Exercise inputs:
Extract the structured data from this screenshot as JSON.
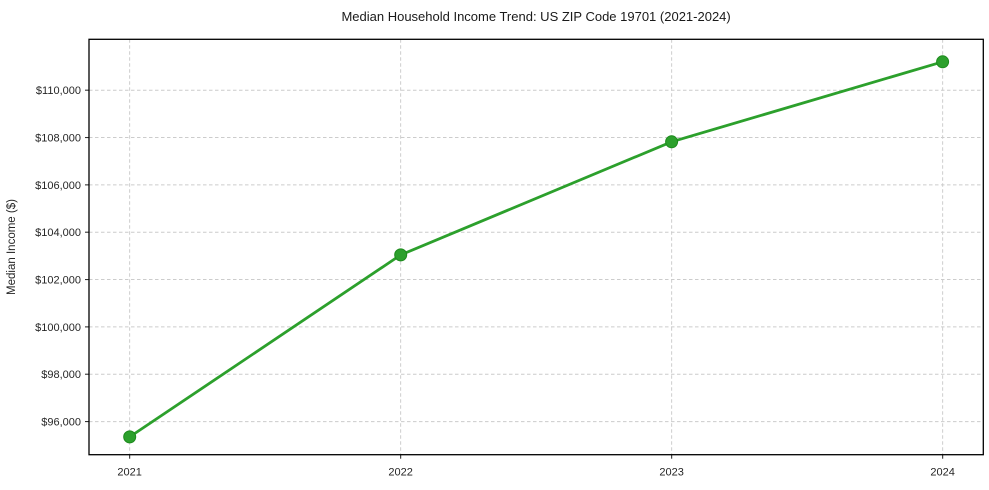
{
  "page": {
    "background": "#ffffff"
  },
  "chart_data": {
    "type": "line",
    "title": "Median Household Income Trend: US ZIP Code 19701 (2021-2024)",
    "xlabel": "",
    "ylabel": "Median Income ($)",
    "x": [
      2021,
      2022,
      2023,
      2024
    ],
    "x_tick_labels": [
      "2021",
      "2022",
      "2023",
      "2024"
    ],
    "series": [
      {
        "name": "Median Household Income",
        "values": [
          95350,
          103040,
          107820,
          111200
        ],
        "color": "#2ca02c",
        "marker": "circle",
        "marker_edge_color": "#1d8a1d"
      }
    ],
    "y_ticks": [
      96000,
      98000,
      100000,
      102000,
      104000,
      106000,
      108000,
      110000
    ],
    "y_tick_labels": [
      "$96,000",
      "$98,000",
      "$100,000",
      "$102,000",
      "$104,000",
      "$106,000",
      "$108,000",
      "$110,000"
    ],
    "ylim": [
      94600,
      112150
    ],
    "xlim": [
      2020.85,
      2024.15
    ],
    "grid": true,
    "grid_style": "dashed",
    "grid_color": "#cccccc",
    "axis_color": "#000000",
    "tick_color": "#333333",
    "legend_position": "none"
  }
}
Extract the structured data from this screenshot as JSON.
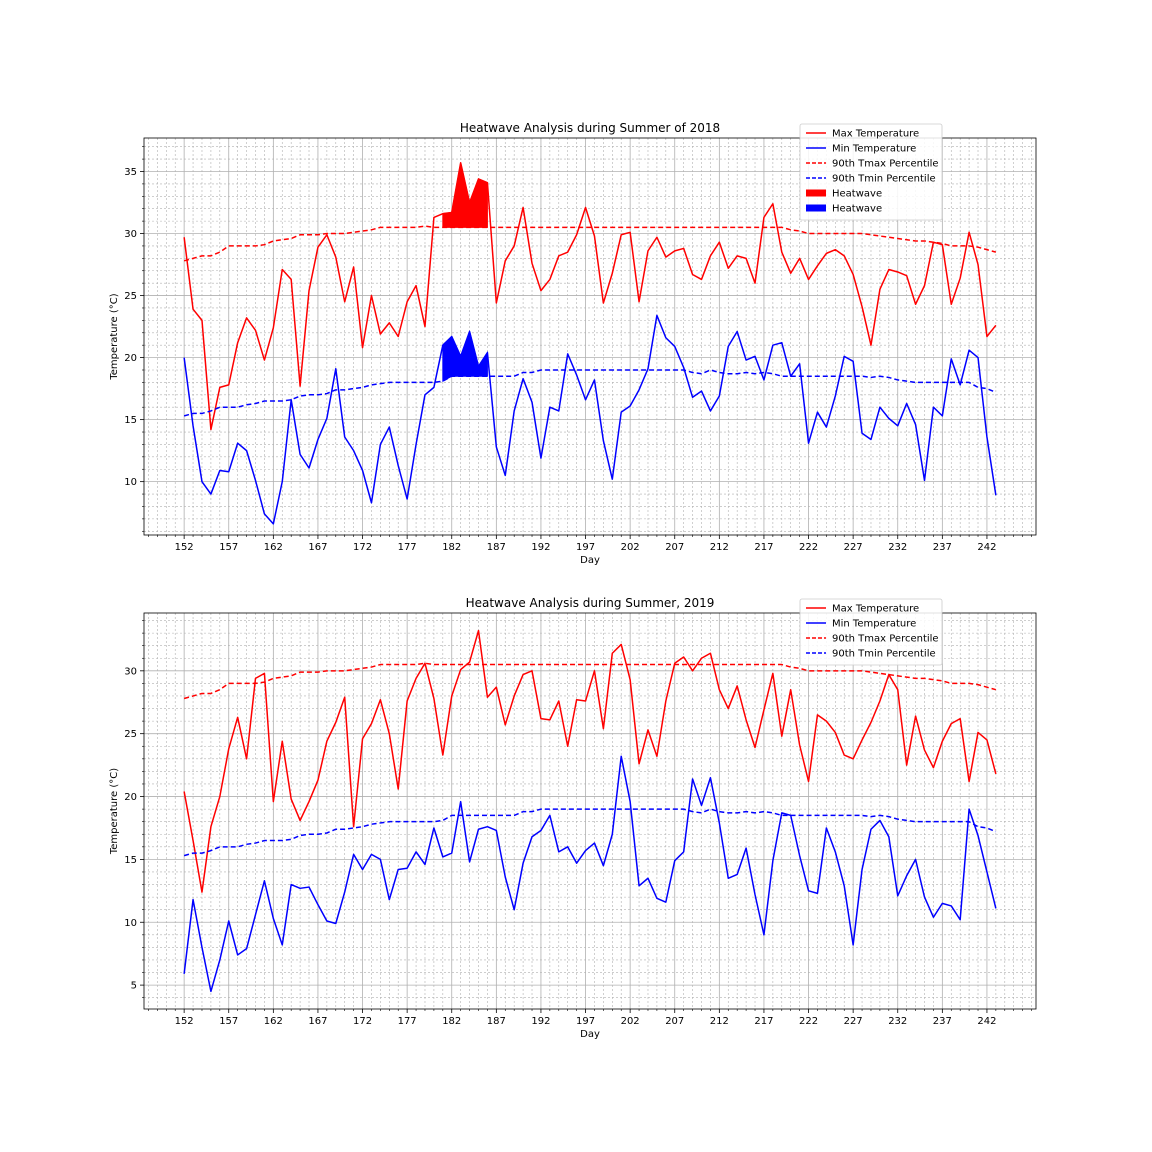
{
  "colors": {
    "max": "#ff0000",
    "min": "#0000ff",
    "grid": "#b0b0b0"
  },
  "chart_data": [
    {
      "type": "line",
      "title": "Heatwave Analysis during Summer of 2018",
      "xlabel": "Day",
      "ylabel": "Temperature (°C)",
      "xlim": [
        147.5,
        247.5
      ],
      "ylim": [
        5.7,
        37.7
      ],
      "xticks": [
        152,
        157,
        162,
        167,
        172,
        177,
        182,
        187,
        192,
        197,
        202,
        207,
        212,
        217,
        222,
        227,
        232,
        237,
        242
      ],
      "yticks": [
        10,
        15,
        20,
        25,
        30,
        35
      ],
      "grid": true,
      "legend_position": "upper right",
      "x_start": 152,
      "series": [
        {
          "name": "Max Temperature",
          "style": "solid",
          "color": "#ff0000",
          "values": [
            29.7,
            23.9,
            23.0,
            14.2,
            17.6,
            17.8,
            21.2,
            23.2,
            22.2,
            19.8,
            22.4,
            27.1,
            26.3,
            17.7,
            25.4,
            28.9,
            29.9,
            28.1,
            24.5,
            27.3,
            20.8,
            25.0,
            21.9,
            22.8,
            21.7,
            24.5,
            25.8,
            22.5,
            31.3,
            31.6,
            31.7,
            35.7,
            32.5,
            34.4,
            34.1,
            24.4,
            27.8,
            29.0,
            32.1,
            27.6,
            25.4,
            26.3,
            28.2,
            28.5,
            29.9,
            32.1,
            29.8,
            24.4,
            26.8,
            29.9,
            30.1,
            24.5,
            28.6,
            29.7,
            28.1,
            28.6,
            28.8,
            26.7,
            26.3,
            28.2,
            29.3,
            27.2,
            28.2,
            28.0,
            26.0,
            31.3,
            32.4,
            28.5,
            26.8,
            28.0,
            26.3,
            27.4,
            28.4,
            28.7,
            28.2,
            26.7,
            24.1,
            21.0,
            25.5,
            27.1,
            26.9,
            26.6,
            24.3,
            25.8,
            29.3,
            29.1,
            24.3,
            26.4,
            30.1,
            27.5,
            21.7,
            22.6
          ]
        },
        {
          "name": "Min Temperature",
          "style": "solid",
          "color": "#0000ff",
          "values": [
            20.0,
            14.5,
            10.0,
            9.0,
            10.9,
            10.8,
            13.1,
            12.5,
            10.1,
            7.4,
            6.6,
            10.0,
            16.6,
            12.2,
            11.1,
            13.4,
            15.1,
            19.1,
            13.6,
            12.5,
            10.9,
            8.3,
            13.0,
            14.4,
            11.3,
            8.6,
            13.0,
            17.0,
            17.6,
            21.0,
            21.7,
            20.1,
            22.1,
            19.3,
            20.4,
            12.8,
            10.5,
            15.7,
            18.3,
            16.4,
            11.9,
            16.0,
            15.7,
            20.3,
            18.6,
            16.6,
            18.2,
            13.3,
            10.2,
            15.6,
            16.1,
            17.4,
            19.1,
            23.4,
            21.6,
            20.9,
            19.2,
            16.8,
            17.3,
            15.7,
            16.9,
            20.9,
            22.1,
            19.8,
            20.1,
            18.2,
            21.0,
            21.2,
            18.5,
            19.5,
            13.1,
            15.6,
            14.4,
            16.9,
            20.1,
            19.7,
            13.9,
            13.4,
            16.0,
            15.1,
            14.5,
            16.3,
            14.6,
            10.1,
            16.0,
            15.3,
            19.9,
            17.8,
            20.6,
            20.0,
            13.6,
            8.9
          ]
        },
        {
          "name": "90th Tmax Percentile",
          "style": "dashed",
          "color": "#ff0000",
          "values": [
            27.8,
            28.0,
            28.2,
            28.2,
            28.5,
            29.0,
            29.0,
            29.0,
            29.0,
            29.1,
            29.4,
            29.5,
            29.6,
            29.9,
            29.9,
            29.9,
            30.0,
            30.0,
            30.0,
            30.1,
            30.2,
            30.3,
            30.5,
            30.5,
            30.5,
            30.5,
            30.5,
            30.6,
            30.5,
            30.5,
            30.5,
            30.5,
            30.5,
            30.5,
            30.5,
            30.5,
            30.5,
            30.5,
            30.5,
            30.5,
            30.5,
            30.5,
            30.5,
            30.5,
            30.5,
            30.5,
            30.5,
            30.5,
            30.5,
            30.5,
            30.5,
            30.5,
            30.5,
            30.5,
            30.5,
            30.5,
            30.5,
            30.5,
            30.5,
            30.5,
            30.5,
            30.5,
            30.5,
            30.5,
            30.5,
            30.5,
            30.5,
            30.5,
            30.3,
            30.2,
            30.0,
            30.0,
            30.0,
            30.0,
            30.0,
            30.0,
            30.0,
            29.9,
            29.8,
            29.7,
            29.6,
            29.5,
            29.4,
            29.4,
            29.3,
            29.2,
            29.0,
            29.0,
            29.0,
            28.9,
            28.7,
            28.5
          ]
        },
        {
          "name": "90th Tmin Percentile",
          "style": "dashed",
          "color": "#0000ff",
          "values": [
            15.3,
            15.5,
            15.5,
            15.7,
            16.0,
            16.0,
            16.0,
            16.2,
            16.3,
            16.5,
            16.5,
            16.5,
            16.6,
            16.9,
            17.0,
            17.0,
            17.1,
            17.4,
            17.4,
            17.5,
            17.6,
            17.8,
            17.9,
            18.0,
            18.0,
            18.0,
            18.0,
            18.0,
            18.0,
            18.1,
            18.5,
            18.5,
            18.5,
            18.5,
            18.5,
            18.5,
            18.5,
            18.5,
            18.8,
            18.8,
            19.0,
            19.0,
            19.0,
            19.0,
            19.0,
            19.0,
            19.0,
            19.0,
            19.0,
            19.0,
            19.0,
            19.0,
            19.0,
            19.0,
            19.0,
            19.0,
            19.0,
            18.8,
            18.7,
            19.0,
            18.8,
            18.7,
            18.7,
            18.8,
            18.7,
            18.8,
            18.7,
            18.5,
            18.5,
            18.5,
            18.5,
            18.5,
            18.5,
            18.5,
            18.5,
            18.5,
            18.5,
            18.4,
            18.5,
            18.4,
            18.2,
            18.1,
            18.0,
            18.0,
            18.0,
            18.0,
            18.0,
            18.0,
            18.0,
            17.6,
            17.5,
            17.2
          ]
        }
      ],
      "heatwave_fills": [
        {
          "name": "Heatwave",
          "color": "#ff0000",
          "of_series": 0,
          "baseline_series": 2,
          "from_day": 181,
          "to_day": 186
        },
        {
          "name": "Heatwave",
          "color": "#0000ff",
          "of_series": 1,
          "baseline_series": 3,
          "from_day": 181,
          "to_day": 186
        }
      ]
    },
    {
      "type": "line",
      "title": "Heatwave Analysis during Summer, 2019",
      "xlabel": "Day",
      "ylabel": "Temperature (°C)",
      "xlim": [
        147.5,
        247.5
      ],
      "ylim": [
        3.1,
        34.6
      ],
      "xticks": [
        152,
        157,
        162,
        167,
        172,
        177,
        182,
        187,
        192,
        197,
        202,
        207,
        212,
        217,
        222,
        227,
        232,
        237,
        242
      ],
      "yticks": [
        5,
        10,
        15,
        20,
        25,
        30
      ],
      "grid": true,
      "legend_position": "upper right",
      "x_start": 152,
      "series": [
        {
          "name": "Max Temperature",
          "style": "solid",
          "color": "#ff0000",
          "values": [
            20.4,
            16.5,
            12.4,
            17.6,
            20.0,
            23.8,
            26.3,
            23.0,
            29.4,
            29.8,
            19.6,
            24.4,
            19.8,
            18.1,
            19.6,
            21.3,
            24.4,
            25.9,
            27.9,
            17.6,
            24.6,
            25.8,
            27.7,
            25.0,
            20.6,
            27.6,
            29.4,
            30.6,
            27.8,
            23.3,
            28.0,
            30.1,
            30.7,
            33.2,
            27.9,
            28.7,
            25.7,
            28.0,
            29.7,
            30.0,
            26.2,
            26.1,
            27.6,
            24.0,
            27.7,
            27.6,
            30.0,
            25.4,
            31.4,
            32.1,
            29.3,
            22.6,
            25.3,
            23.2,
            27.6,
            30.6,
            31.1,
            30.0,
            31.0,
            31.4,
            28.5,
            27.0,
            28.8,
            26.1,
            23.9,
            26.9,
            29.8,
            24.8,
            28.5,
            24.1,
            21.2,
            26.5,
            26.0,
            25.1,
            23.3,
            23.0,
            24.5,
            25.9,
            27.6,
            29.7,
            28.5,
            22.5,
            26.4,
            23.7,
            22.3,
            24.4,
            25.8,
            26.2,
            21.2,
            25.1,
            24.5,
            21.8
          ]
        },
        {
          "name": "Min Temperature",
          "style": "solid",
          "color": "#0000ff",
          "values": [
            5.9,
            11.8,
            8.0,
            4.5,
            7.0,
            10.1,
            7.4,
            7.9,
            10.6,
            13.3,
            10.3,
            8.2,
            13.0,
            12.7,
            12.8,
            11.4,
            10.1,
            9.9,
            12.4,
            15.4,
            14.2,
            15.4,
            15.0,
            11.8,
            14.2,
            14.3,
            15.6,
            14.6,
            17.5,
            15.2,
            15.5,
            19.6,
            14.8,
            17.4,
            17.6,
            17.3,
            13.6,
            11.0,
            14.7,
            16.8,
            17.3,
            18.5,
            15.6,
            16.0,
            14.7,
            15.7,
            16.3,
            14.5,
            17.0,
            23.2,
            19.6,
            12.9,
            13.5,
            11.9,
            11.6,
            14.9,
            15.6,
            21.4,
            19.3,
            21.5,
            17.9,
            13.5,
            13.8,
            15.9,
            12.2,
            9.0,
            14.9,
            18.7,
            18.5,
            15.3,
            12.5,
            12.3,
            17.5,
            15.6,
            12.9,
            8.2,
            14.2,
            17.4,
            18.1,
            16.8,
            12.1,
            13.7,
            15.0,
            12.0,
            10.4,
            11.5,
            11.3,
            10.2,
            19.0,
            16.9,
            14.0,
            11.1
          ]
        },
        {
          "name": "90th Tmax Percentile",
          "style": "dashed",
          "color": "#ff0000",
          "values": [
            27.8,
            28.0,
            28.2,
            28.2,
            28.5,
            29.0,
            29.0,
            29.0,
            29.0,
            29.1,
            29.4,
            29.5,
            29.6,
            29.9,
            29.9,
            29.9,
            30.0,
            30.0,
            30.0,
            30.1,
            30.2,
            30.3,
            30.5,
            30.5,
            30.5,
            30.5,
            30.5,
            30.6,
            30.5,
            30.5,
            30.5,
            30.5,
            30.5,
            30.5,
            30.5,
            30.5,
            30.5,
            30.5,
            30.5,
            30.5,
            30.5,
            30.5,
            30.5,
            30.5,
            30.5,
            30.5,
            30.5,
            30.5,
            30.5,
            30.5,
            30.5,
            30.5,
            30.5,
            30.5,
            30.5,
            30.5,
            30.5,
            30.5,
            30.5,
            30.5,
            30.5,
            30.5,
            30.5,
            30.5,
            30.5,
            30.5,
            30.5,
            30.5,
            30.3,
            30.2,
            30.0,
            30.0,
            30.0,
            30.0,
            30.0,
            30.0,
            30.0,
            29.9,
            29.8,
            29.7,
            29.6,
            29.5,
            29.4,
            29.4,
            29.3,
            29.2,
            29.0,
            29.0,
            29.0,
            28.9,
            28.7,
            28.5
          ]
        },
        {
          "name": "90th Tmin Percentile",
          "style": "dashed",
          "color": "#0000ff",
          "values": [
            15.3,
            15.5,
            15.5,
            15.7,
            16.0,
            16.0,
            16.0,
            16.2,
            16.3,
            16.5,
            16.5,
            16.5,
            16.6,
            16.9,
            17.0,
            17.0,
            17.1,
            17.4,
            17.4,
            17.5,
            17.6,
            17.8,
            17.9,
            18.0,
            18.0,
            18.0,
            18.0,
            18.0,
            18.0,
            18.1,
            18.5,
            18.5,
            18.5,
            18.5,
            18.5,
            18.5,
            18.5,
            18.5,
            18.8,
            18.8,
            19.0,
            19.0,
            19.0,
            19.0,
            19.0,
            19.0,
            19.0,
            19.0,
            19.0,
            19.0,
            19.0,
            19.0,
            19.0,
            19.0,
            19.0,
            19.0,
            19.0,
            18.8,
            18.7,
            19.0,
            18.8,
            18.7,
            18.7,
            18.8,
            18.7,
            18.8,
            18.7,
            18.5,
            18.5,
            18.5,
            18.5,
            18.5,
            18.5,
            18.5,
            18.5,
            18.5,
            18.5,
            18.4,
            18.5,
            18.4,
            18.2,
            18.1,
            18.0,
            18.0,
            18.0,
            18.0,
            18.0,
            18.0,
            18.0,
            17.6,
            17.5,
            17.2
          ]
        }
      ],
      "heatwave_fills": []
    }
  ]
}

Exercise: Copy every line of the listing where the word "title" appears.

Solution for this problem:
    "title": "Median Household Income Trend: US ZIP Code 19701 (2021-2024)",
      "title": "Heatwave Analysis during Summer of 2018",
      "title": "Heatwave Analysis during Summer, 2019",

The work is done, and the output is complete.